> **Your instructions**
Reproduce every line of the material below without any changes, but leave the pictures out.

> **Boxed element entries**
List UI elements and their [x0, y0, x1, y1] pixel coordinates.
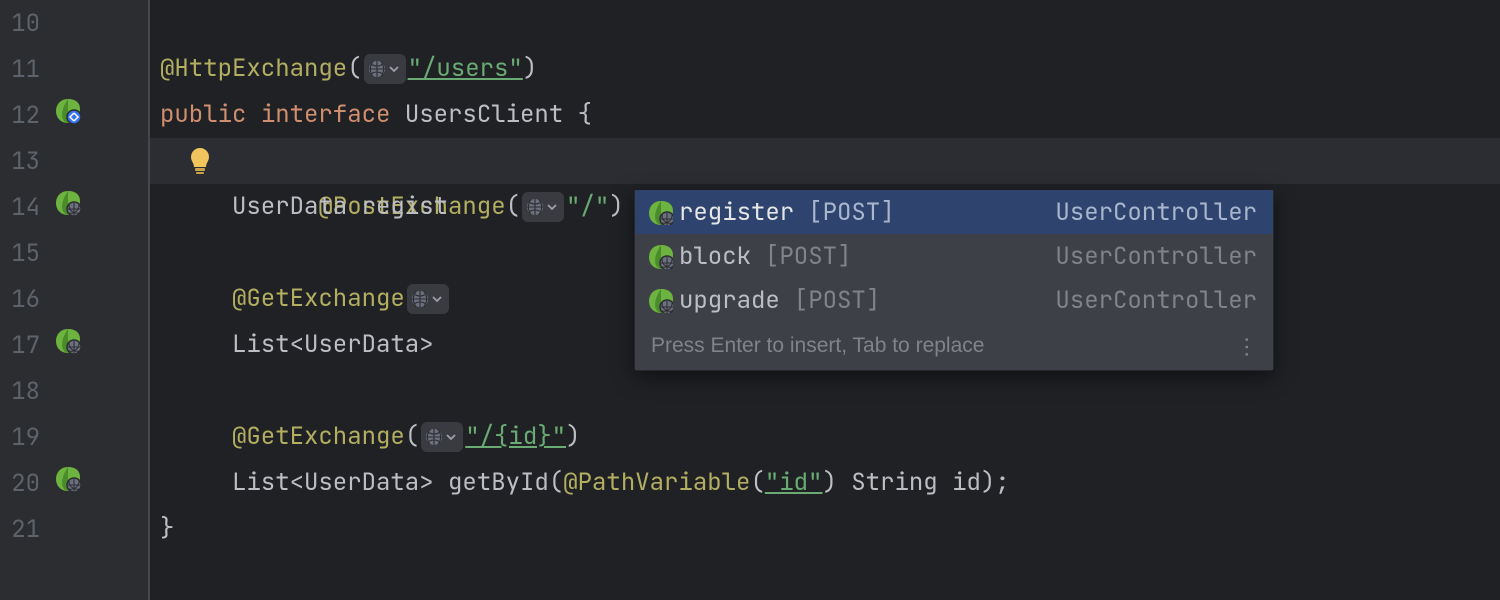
code-line-active[interactable]: @PostExchange("/") [150, 138, 1500, 184]
line-number: 18 [0, 376, 40, 407]
gutter: 10 11 12 13 14 15 16 17 18 19 20 21 [0, 0, 150, 600]
completion-name: register [679, 197, 794, 228]
annotation: @GetExchange [232, 283, 405, 314]
url-hint-widget[interactable] [407, 284, 449, 314]
code-line[interactable]: @GetExchange("/{id}") [150, 414, 1500, 460]
string-literal: "id" [765, 467, 823, 498]
completion-item[interactable]: upgrade [POST] UserController [635, 278, 1273, 322]
completion-verb: [POST] [794, 285, 880, 316]
code-line[interactable]: } [150, 506, 1500, 552]
completion-verb: [POST] [808, 197, 894, 228]
line-number: 13 [0, 146, 40, 177]
completion-item[interactable]: register [POST] UserController [635, 190, 1273, 234]
line-number: 12 [0, 100, 40, 131]
code-area[interactable]: @HttpExchange("/users") public interface… [150, 0, 1500, 600]
completion-tail: UserController [1055, 197, 1257, 228]
completion-verb: [POST] [765, 241, 851, 272]
editor-root: 10 11 12 13 14 15 16 17 18 19 20 21 @Htt… [0, 0, 1500, 600]
line-number: 11 [0, 54, 40, 85]
completion-item[interactable]: block [POST] UserController [635, 234, 1273, 278]
spring-icon[interactable] [54, 97, 82, 133]
annotation: @HttpExchange [160, 53, 347, 84]
code-line[interactable] [150, 0, 1500, 46]
line-number: 10 [0, 8, 40, 39]
annotation: @GetExchange [232, 421, 405, 452]
line-number: 17 [0, 330, 40, 361]
string-literal: "/{id}" [465, 421, 566, 452]
completion-tail: UserController [1055, 241, 1257, 272]
url-hint-widget[interactable] [421, 422, 463, 452]
spring-icon[interactable] [54, 327, 82, 363]
code-line[interactable]: @HttpExchange("/users") [150, 46, 1500, 92]
completion-name: upgrade [679, 285, 780, 316]
line-number: 19 [0, 422, 40, 453]
spring-icon [647, 287, 679, 313]
line-number: 16 [0, 284, 40, 315]
completion-name: block [679, 241, 751, 272]
code-line[interactable]: List<UserData> getById(@PathVariable("id… [150, 460, 1500, 506]
completion-popup: register [POST] UserController block [PO… [634, 190, 1274, 371]
string-literal: "/users" [408, 53, 523, 84]
spring-icon [647, 243, 679, 269]
completion-hint: Press Enter to insert, Tab to replace [651, 334, 984, 358]
completion-footer: Press Enter to insert, Tab to replace ⋯ [635, 322, 1273, 370]
intention-bulb-icon[interactable] [187, 146, 213, 174]
line-number: 21 [0, 514, 40, 545]
spring-icon[interactable] [54, 465, 82, 501]
url-hint-widget[interactable] [364, 54, 406, 84]
line-number: 20 [0, 468, 40, 499]
line-number: 14 [0, 192, 40, 223]
more-icon[interactable]: ⋯ [1234, 336, 1260, 356]
spring-icon [647, 199, 679, 225]
line-number: 15 [0, 238, 40, 269]
spring-icon[interactable] [54, 189, 82, 225]
completion-tail: UserController [1055, 285, 1257, 316]
code-line[interactable] [150, 368, 1500, 414]
annotation: @PathVariable [563, 467, 750, 498]
code-line[interactable]: public interface UsersClient { [150, 92, 1500, 138]
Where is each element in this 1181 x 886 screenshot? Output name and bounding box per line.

> **Answer to this task**
List UI elements and their [x0, y0, x1, y1] pixel coordinates.
code-line-active[interactable]: @PostExchange("/") [150, 138, 1500, 184]
line-number: 18 [0, 376, 40, 407]
gutter: 10 11 12 13 14 15 16 17 18 19 20 21 [0, 0, 150, 600]
completion-name: register [679, 197, 794, 228]
annotation: @GetExchange [232, 283, 405, 314]
url-hint-widget[interactable] [407, 284, 449, 314]
code-line[interactable]: @GetExchange("/{id}") [150, 414, 1500, 460]
string-literal: "id" [765, 467, 823, 498]
completion-item[interactable]: upgrade [POST] UserController [635, 278, 1273, 322]
completion-verb: [POST] [794, 285, 880, 316]
code-line[interactable]: } [150, 506, 1500, 552]
completion-verb: [POST] [808, 197, 894, 228]
line-number: 13 [0, 146, 40, 177]
completion-item[interactable]: register [POST] UserController [635, 190, 1273, 234]
line-number: 12 [0, 100, 40, 131]
code-area[interactable]: @HttpExchange("/users") public interface… [150, 0, 1500, 600]
completion-tail: UserController [1055, 197, 1257, 228]
completion-verb: [POST] [765, 241, 851, 272]
editor-root: 10 11 12 13 14 15 16 17 18 19 20 21 @Htt… [0, 0, 1500, 600]
line-number: 11 [0, 54, 40, 85]
completion-item[interactable]: block [POST] UserController [635, 234, 1273, 278]
spring-icon[interactable] [54, 97, 82, 133]
annotation: @HttpExchange [160, 53, 347, 84]
code-line[interactable] [150, 0, 1500, 46]
line-number: 10 [0, 8, 40, 39]
annotation: @GetExchange [232, 421, 405, 452]
line-number: 17 [0, 330, 40, 361]
string-literal: "/{id}" [465, 421, 566, 452]
completion-tail: UserController [1055, 241, 1257, 272]
url-hint-widget[interactable] [421, 422, 463, 452]
spring-icon[interactable] [54, 327, 82, 363]
code-line[interactable]: @HttpExchange("/users") [150, 46, 1500, 92]
completion-name: upgrade [679, 285, 780, 316]
line-number: 19 [0, 422, 40, 453]
spring-icon [647, 287, 679, 313]
line-number: 16 [0, 284, 40, 315]
completion-name: block [679, 241, 751, 272]
code-line[interactable]: List<UserData> getById(@PathVariable("id… [150, 460, 1500, 506]
completion-popup: register [POST] UserController block [PO… [634, 190, 1274, 371]
string-literal: "/users" [408, 53, 523, 84]
spring-icon [647, 243, 679, 269]
completion-hint: Press Enter to insert, Tab to replace [651, 334, 984, 358]
completion-footer: Press Enter to insert, Tab to replace ⋯ [635, 322, 1273, 370]
intention-bulb-icon[interactable] [187, 146, 213, 174]
line-number: 21 [0, 514, 40, 545]
spring-icon[interactable] [54, 465, 82, 501]
url-hint-widget[interactable] [364, 54, 406, 84]
line-number: 20 [0, 468, 40, 499]
line-number: 14 [0, 192, 40, 223]
more-icon[interactable]: ⋯ [1234, 336, 1260, 356]
spring-icon [647, 199, 679, 225]
line-number: 15 [0, 238, 40, 269]
spring-icon[interactable] [54, 189, 82, 225]
completion-tail: UserController [1055, 285, 1257, 316]
code-line[interactable] [150, 368, 1500, 414]
annotation: @PathVariable [563, 467, 750, 498]
code-line[interactable]: public interface UsersClient { [150, 92, 1500, 138]
Where is each element in this 1181 x 886 screenshot? Output name and bounding box per line.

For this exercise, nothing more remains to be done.